• **PROBLEM TO WORK ON**
Where the data below has the string "JSON", return the whole line.

• **RECORDS SHOWN**
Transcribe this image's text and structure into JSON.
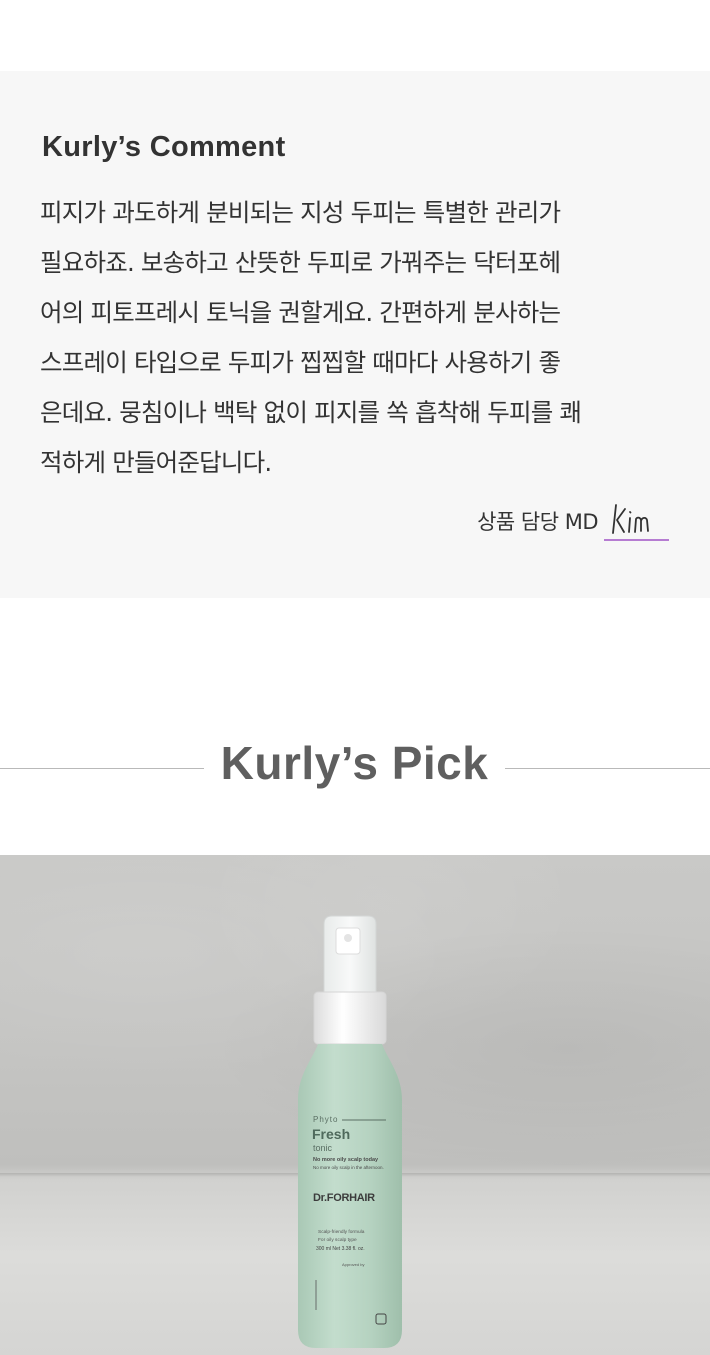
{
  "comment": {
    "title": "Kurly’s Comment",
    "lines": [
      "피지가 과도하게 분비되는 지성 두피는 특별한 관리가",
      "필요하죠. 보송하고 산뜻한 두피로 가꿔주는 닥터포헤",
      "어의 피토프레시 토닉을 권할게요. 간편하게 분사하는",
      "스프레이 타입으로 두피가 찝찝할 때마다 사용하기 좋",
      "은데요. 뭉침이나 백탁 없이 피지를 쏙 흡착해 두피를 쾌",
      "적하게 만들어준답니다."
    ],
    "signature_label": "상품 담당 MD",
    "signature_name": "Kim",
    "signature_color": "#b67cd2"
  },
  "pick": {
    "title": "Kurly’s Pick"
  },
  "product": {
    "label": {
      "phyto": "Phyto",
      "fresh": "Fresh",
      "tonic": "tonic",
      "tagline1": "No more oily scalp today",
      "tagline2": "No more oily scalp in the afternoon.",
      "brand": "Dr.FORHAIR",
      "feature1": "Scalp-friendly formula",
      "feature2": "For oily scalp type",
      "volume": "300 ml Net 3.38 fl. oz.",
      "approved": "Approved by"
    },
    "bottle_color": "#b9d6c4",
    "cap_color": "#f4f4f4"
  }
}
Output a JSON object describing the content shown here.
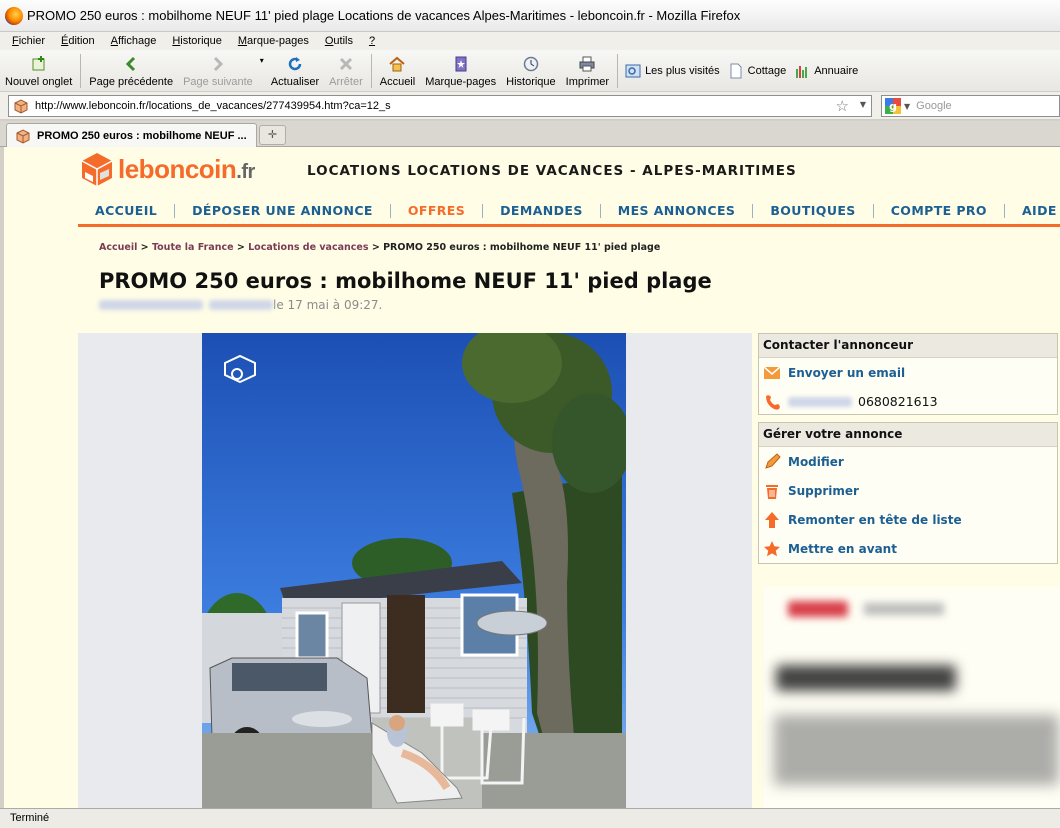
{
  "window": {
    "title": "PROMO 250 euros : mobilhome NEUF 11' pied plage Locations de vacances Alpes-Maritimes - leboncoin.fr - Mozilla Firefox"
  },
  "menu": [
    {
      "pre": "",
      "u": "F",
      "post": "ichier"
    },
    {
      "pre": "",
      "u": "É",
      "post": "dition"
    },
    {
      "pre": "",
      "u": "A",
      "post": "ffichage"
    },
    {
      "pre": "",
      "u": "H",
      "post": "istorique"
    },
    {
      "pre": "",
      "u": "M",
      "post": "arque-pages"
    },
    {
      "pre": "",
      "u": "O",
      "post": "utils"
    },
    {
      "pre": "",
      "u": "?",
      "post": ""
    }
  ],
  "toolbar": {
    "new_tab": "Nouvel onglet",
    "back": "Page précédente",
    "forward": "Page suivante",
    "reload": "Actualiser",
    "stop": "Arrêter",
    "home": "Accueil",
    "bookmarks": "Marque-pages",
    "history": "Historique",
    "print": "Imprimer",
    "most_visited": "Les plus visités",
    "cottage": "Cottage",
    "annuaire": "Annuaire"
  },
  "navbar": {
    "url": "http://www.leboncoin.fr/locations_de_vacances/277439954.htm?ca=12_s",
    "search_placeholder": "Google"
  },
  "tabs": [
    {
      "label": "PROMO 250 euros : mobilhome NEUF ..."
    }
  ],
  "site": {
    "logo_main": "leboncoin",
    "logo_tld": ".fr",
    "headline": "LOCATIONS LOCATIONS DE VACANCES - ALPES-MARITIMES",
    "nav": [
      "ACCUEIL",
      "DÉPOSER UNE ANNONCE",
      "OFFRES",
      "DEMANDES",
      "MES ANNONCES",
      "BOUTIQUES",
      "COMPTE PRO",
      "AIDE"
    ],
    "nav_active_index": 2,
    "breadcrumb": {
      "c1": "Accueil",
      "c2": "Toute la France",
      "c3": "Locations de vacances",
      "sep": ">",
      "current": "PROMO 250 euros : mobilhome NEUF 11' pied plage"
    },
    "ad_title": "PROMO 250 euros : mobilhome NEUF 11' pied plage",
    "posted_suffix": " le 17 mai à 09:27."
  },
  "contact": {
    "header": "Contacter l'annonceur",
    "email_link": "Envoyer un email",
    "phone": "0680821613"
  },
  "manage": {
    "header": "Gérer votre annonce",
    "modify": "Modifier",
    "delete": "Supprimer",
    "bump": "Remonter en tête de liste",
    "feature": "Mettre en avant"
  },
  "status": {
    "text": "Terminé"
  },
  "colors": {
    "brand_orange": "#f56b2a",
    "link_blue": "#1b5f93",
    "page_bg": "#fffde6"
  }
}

• **WORKED SOLUTION**
Transcribe this image's text and structure into JSON.
Output a JSON object describing the content shown here.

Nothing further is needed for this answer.